═════ DATASET CONTENT ═════

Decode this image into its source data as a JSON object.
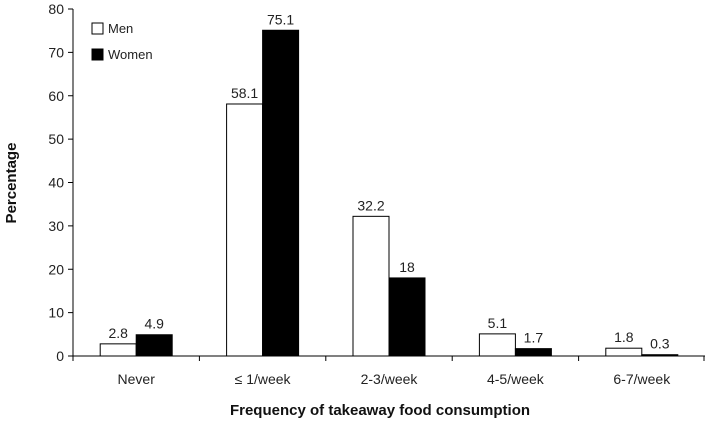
{
  "chart_data": {
    "type": "bar",
    "categories": [
      "Never",
      "≤ 1/week",
      "2-3/week",
      "4-5/week",
      "6-7/week"
    ],
    "series": [
      {
        "name": "Men",
        "values": [
          2.8,
          58.1,
          32.2,
          5.1,
          1.8
        ],
        "labels": [
          "2.8",
          "58.1",
          "32.2",
          "5.1",
          "1.8"
        ],
        "color": "#ffffff"
      },
      {
        "name": "Women",
        "values": [
          4.9,
          75.1,
          18,
          1.7,
          0.3
        ],
        "labels": [
          "4.9",
          "75.1",
          "18",
          "1.7",
          "0.3"
        ],
        "color": "#000000"
      }
    ],
    "xlabel": "Frequency of takeaway food consumption",
    "ylabel": "Percentage",
    "ylim": [
      0,
      80
    ],
    "yticks": [
      "0",
      "10",
      "20",
      "30",
      "40",
      "50",
      "60",
      "70",
      "80"
    ],
    "legend": "top-left",
    "grid": false
  }
}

═════

AIM — Every line above should be repeated exactly; pictures stay out of the copy.

FINAL ANSWER —
Decode this image into its source data as a JSON object.
{
  "chart_data": {
    "type": "bar",
    "categories": [
      "Never",
      "≤ 1/week",
      "2-3/week",
      "4-5/week",
      "6-7/week"
    ],
    "series": [
      {
        "name": "Men",
        "values": [
          2.8,
          58.1,
          32.2,
          5.1,
          1.8
        ],
        "labels": [
          "2.8",
          "58.1",
          "32.2",
          "5.1",
          "1.8"
        ],
        "color": "#ffffff"
      },
      {
        "name": "Women",
        "values": [
          4.9,
          75.1,
          18,
          1.7,
          0.3
        ],
        "labels": [
          "4.9",
          "75.1",
          "18",
          "1.7",
          "0.3"
        ],
        "color": "#000000"
      }
    ],
    "xlabel": "Frequency of takeaway food consumption",
    "ylabel": "Percentage",
    "ylim": [
      0,
      80
    ],
    "yticks": [
      "0",
      "10",
      "20",
      "30",
      "40",
      "50",
      "60",
      "70",
      "80"
    ],
    "legend": "top-left",
    "grid": false
  }
}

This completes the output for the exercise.